§ What to do
Write out each record again exactly as it stands.

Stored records
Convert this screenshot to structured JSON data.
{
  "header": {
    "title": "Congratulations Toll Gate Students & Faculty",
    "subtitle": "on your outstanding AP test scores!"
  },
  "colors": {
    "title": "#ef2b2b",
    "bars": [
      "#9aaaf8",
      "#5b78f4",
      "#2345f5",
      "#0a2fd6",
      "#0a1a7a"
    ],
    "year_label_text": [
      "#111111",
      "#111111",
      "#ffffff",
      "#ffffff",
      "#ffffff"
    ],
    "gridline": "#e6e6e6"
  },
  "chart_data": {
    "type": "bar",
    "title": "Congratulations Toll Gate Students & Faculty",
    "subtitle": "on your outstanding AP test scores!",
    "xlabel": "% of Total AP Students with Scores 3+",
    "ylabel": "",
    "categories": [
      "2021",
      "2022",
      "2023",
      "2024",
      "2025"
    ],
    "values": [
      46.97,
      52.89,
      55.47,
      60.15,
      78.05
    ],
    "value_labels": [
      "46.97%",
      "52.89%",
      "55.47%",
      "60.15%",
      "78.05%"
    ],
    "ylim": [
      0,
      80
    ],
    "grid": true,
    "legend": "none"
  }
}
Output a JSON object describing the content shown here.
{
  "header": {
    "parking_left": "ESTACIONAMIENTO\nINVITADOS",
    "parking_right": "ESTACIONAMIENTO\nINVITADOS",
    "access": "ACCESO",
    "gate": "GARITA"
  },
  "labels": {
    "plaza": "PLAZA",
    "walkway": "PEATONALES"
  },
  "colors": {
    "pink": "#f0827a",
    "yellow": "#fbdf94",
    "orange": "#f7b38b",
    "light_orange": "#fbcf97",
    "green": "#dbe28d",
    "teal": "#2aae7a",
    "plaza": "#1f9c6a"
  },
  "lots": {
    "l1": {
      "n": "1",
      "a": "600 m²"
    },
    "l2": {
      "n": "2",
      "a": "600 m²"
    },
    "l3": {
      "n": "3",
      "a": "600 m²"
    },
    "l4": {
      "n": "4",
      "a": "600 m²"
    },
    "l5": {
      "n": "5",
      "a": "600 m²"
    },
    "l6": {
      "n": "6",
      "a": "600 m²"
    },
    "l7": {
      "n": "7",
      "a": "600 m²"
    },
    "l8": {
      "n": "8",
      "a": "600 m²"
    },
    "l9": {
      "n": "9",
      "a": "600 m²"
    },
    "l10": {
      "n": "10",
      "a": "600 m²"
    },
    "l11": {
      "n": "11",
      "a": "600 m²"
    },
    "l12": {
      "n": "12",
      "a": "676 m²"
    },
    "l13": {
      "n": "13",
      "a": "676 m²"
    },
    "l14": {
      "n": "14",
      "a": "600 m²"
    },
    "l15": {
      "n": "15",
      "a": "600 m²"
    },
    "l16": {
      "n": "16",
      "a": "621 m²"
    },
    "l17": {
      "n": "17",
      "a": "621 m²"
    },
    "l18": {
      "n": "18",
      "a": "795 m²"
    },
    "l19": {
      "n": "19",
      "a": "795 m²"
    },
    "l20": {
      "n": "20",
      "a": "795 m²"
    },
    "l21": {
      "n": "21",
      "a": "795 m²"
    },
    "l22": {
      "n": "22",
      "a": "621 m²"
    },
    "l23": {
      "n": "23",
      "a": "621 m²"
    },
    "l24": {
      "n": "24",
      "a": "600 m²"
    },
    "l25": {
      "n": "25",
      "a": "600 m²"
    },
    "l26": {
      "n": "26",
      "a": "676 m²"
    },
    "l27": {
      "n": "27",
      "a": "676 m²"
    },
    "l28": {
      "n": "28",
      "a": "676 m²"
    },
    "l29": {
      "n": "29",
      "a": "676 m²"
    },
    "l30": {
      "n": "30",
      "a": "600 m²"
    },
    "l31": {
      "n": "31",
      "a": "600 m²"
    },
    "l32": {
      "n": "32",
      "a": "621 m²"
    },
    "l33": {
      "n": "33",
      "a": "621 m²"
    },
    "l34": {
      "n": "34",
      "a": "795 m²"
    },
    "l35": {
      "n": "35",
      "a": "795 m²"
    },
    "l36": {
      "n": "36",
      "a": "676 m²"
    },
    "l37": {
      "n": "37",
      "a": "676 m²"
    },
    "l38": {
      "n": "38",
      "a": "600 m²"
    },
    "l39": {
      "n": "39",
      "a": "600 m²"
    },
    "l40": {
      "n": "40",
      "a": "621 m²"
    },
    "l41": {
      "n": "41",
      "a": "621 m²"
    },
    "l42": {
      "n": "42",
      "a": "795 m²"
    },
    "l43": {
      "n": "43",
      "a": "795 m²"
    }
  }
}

§ Solution for this problem
Convert this screenshot to structured JSON data.
{
  "header": {
    "title": "Congratulations Toll Gate Students & Faculty",
    "subtitle": "on your outstanding AP test scores!"
  },
  "colors": {
    "title": "#ef2b2b",
    "bars": [
      "#9aaaf8",
      "#5b78f4",
      "#2345f5",
      "#0a2fd6",
      "#0a1a7a"
    ],
    "year_label_text": [
      "#111111",
      "#111111",
      "#ffffff",
      "#ffffff",
      "#ffffff"
    ],
    "gridline": "#e6e6e6"
  },
  "chart_data": {
    "type": "bar",
    "title": "Congratulations Toll Gate Students & Faculty",
    "subtitle": "on your outstanding AP test scores!",
    "xlabel": "% of Total AP Students with Scores 3+",
    "ylabel": "",
    "categories": [
      "2021",
      "2022",
      "2023",
      "2024",
      "2025"
    ],
    "values": [
      46.97,
      52.89,
      55.47,
      60.15,
      78.05
    ],
    "value_labels": [
      "46.97%",
      "52.89%",
      "55.47%",
      "60.15%",
      "78.05%"
    ],
    "ylim": [
      0,
      80
    ],
    "grid": true,
    "legend": "none"
  }
}
Output a JSON object describing the content shown here.
{
  "header": {
    "parking_left": "ESTACIONAMIENTO\nINVITADOS",
    "parking_right": "ESTACIONAMIENTO\nINVITADOS",
    "access": "ACCESO",
    "gate": "GARITA"
  },
  "labels": {
    "plaza": "PLAZA",
    "walkway": "PEATONALES"
  },
  "colors": {
    "pink": "#f0827a",
    "yellow": "#fbdf94",
    "orange": "#f7b38b",
    "light_orange": "#fbcf97",
    "green": "#dbe28d",
    "teal": "#2aae7a",
    "plaza": "#1f9c6a"
  },
  "lots": {
    "l1": {
      "n": "1",
      "a": "600 m²"
    },
    "l2": {
      "n": "2",
      "a": "600 m²"
    },
    "l3": {
      "n": "3",
      "a": "600 m²"
    },
    "l4": {
      "n": "4",
      "a": "600 m²"
    },
    "l5": {
      "n": "5",
      "a": "600 m²"
    },
    "l6": {
      "n": "6",
      "a": "600 m²"
    },
    "l7": {
      "n": "7",
      "a": "600 m²"
    },
    "l8": {
      "n": "8",
      "a": "600 m²"
    },
    "l9": {
      "n": "9",
      "a": "600 m²"
    },
    "l10": {
      "n": "10",
      "a": "600 m²"
    },
    "l11": {
      "n": "11",
      "a": "600 m²"
    },
    "l12": {
      "n": "12",
      "a": "676 m²"
    },
    "l13": {
      "n": "13",
      "a": "676 m²"
    },
    "l14": {
      "n": "14",
      "a": "600 m²"
    },
    "l15": {
      "n": "15",
      "a": "600 m²"
    },
    "l16": {
      "n": "16",
      "a": "621 m²"
    },
    "l17": {
      "n": "17",
      "a": "621 m²"
    },
    "l18": {
      "n": "18",
      "a": "795 m²"
    },
    "l19": {
      "n": "19",
      "a": "795 m²"
    },
    "l20": {
      "n": "20",
      "a": "795 m²"
    },
    "l21": {
      "n": "21",
      "a": "795 m²"
    },
    "l22": {
      "n": "22",
      "a": "621 m²"
    },
    "l23": {
      "n": "23",
      "a": "621 m²"
    },
    "l24": {
      "n": "24",
      "a": "600 m²"
    },
    "l25": {
      "n": "25",
      "a": "600 m²"
    },
    "l26": {
      "n": "26",
      "a": "676 m²"
    },
    "l27": {
      "n": "27",
      "a": "676 m²"
    },
    "l28": {
      "n": "28",
      "a": "676 m²"
    },
    "l29": {
      "n": "29",
      "a": "676 m²"
    },
    "l30": {
      "n": "30",
      "a": "600 m²"
    },
    "l31": {
      "n": "31",
      "a": "600 m²"
    },
    "l32": {
      "n": "32",
      "a": "621 m²"
    },
    "l33": {
      "n": "33",
      "a": "621 m²"
    },
    "l34": {
      "n": "34",
      "a": "795 m²"
    },
    "l35": {
      "n": "35",
      "a": "795 m²"
    },
    "l36": {
      "n": "36",
      "a": "676 m²"
    },
    "l37": {
      "n": "37",
      "a": "676 m²"
    },
    "l38": {
      "n": "38",
      "a": "600 m²"
    },
    "l39": {
      "n": "39",
      "a": "600 m²"
    },
    "l40": {
      "n": "40",
      "a": "621 m²"
    },
    "l41": {
      "n": "41",
      "a": "621 m²"
    },
    "l42": {
      "n": "42",
      "a": "795 m²"
    },
    "l43": {
      "n": "43",
      "a": "795 m²"
    }
  }
}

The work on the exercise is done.